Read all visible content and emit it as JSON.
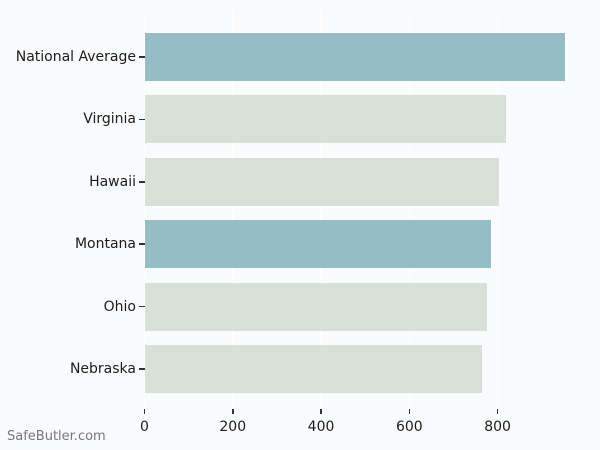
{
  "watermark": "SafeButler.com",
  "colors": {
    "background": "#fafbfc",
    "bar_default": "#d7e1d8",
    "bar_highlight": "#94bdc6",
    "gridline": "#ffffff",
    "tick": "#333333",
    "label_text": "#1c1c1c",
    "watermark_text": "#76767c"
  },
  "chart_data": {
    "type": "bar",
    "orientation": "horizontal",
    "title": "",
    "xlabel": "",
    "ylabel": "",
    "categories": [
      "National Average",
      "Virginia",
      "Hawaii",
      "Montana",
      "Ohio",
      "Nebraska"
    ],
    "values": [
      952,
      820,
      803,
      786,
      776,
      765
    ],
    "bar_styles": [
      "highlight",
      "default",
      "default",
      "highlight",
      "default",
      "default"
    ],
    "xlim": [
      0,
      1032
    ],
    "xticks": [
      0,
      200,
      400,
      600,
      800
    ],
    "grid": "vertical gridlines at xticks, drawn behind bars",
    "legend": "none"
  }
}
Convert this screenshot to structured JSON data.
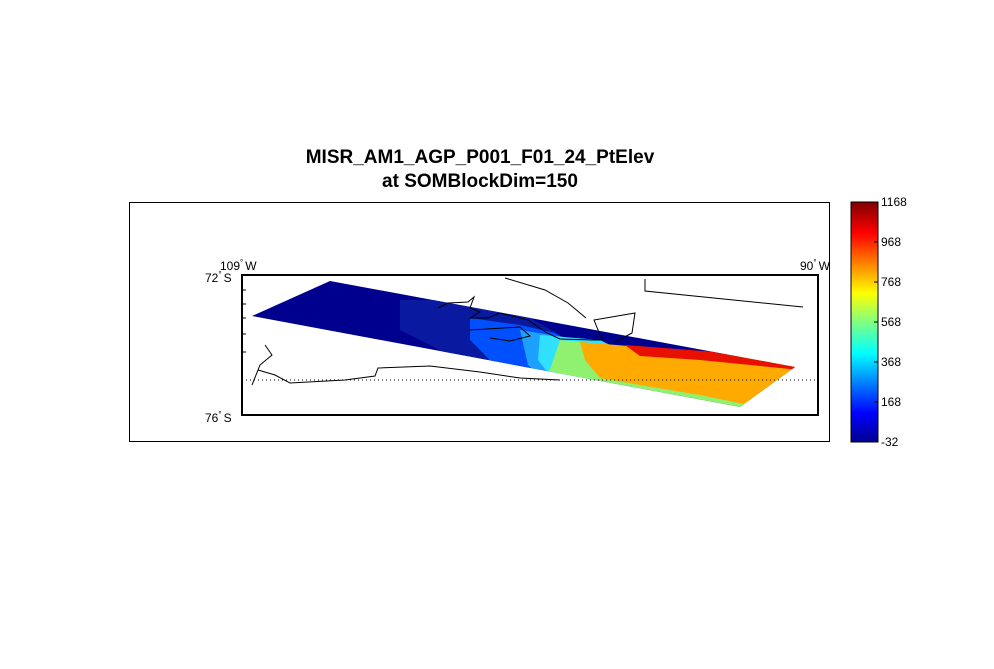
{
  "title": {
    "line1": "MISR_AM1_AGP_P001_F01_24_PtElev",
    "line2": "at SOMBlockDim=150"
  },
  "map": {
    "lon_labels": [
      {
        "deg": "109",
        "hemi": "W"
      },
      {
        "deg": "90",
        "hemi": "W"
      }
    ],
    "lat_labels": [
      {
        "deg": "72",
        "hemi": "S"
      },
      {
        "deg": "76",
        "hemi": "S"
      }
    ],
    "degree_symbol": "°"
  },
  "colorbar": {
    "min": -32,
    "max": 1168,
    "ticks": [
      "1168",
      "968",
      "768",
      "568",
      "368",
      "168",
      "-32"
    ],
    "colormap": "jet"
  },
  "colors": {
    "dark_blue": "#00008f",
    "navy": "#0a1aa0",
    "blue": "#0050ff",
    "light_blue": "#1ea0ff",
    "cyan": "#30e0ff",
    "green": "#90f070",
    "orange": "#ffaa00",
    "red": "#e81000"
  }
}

> [Job]: Pick out the lines that have the word "JSON". Copy them all.

> [Task response]:
Read all visible content and emit it as JSON.
Convert this screenshot to structured JSON data.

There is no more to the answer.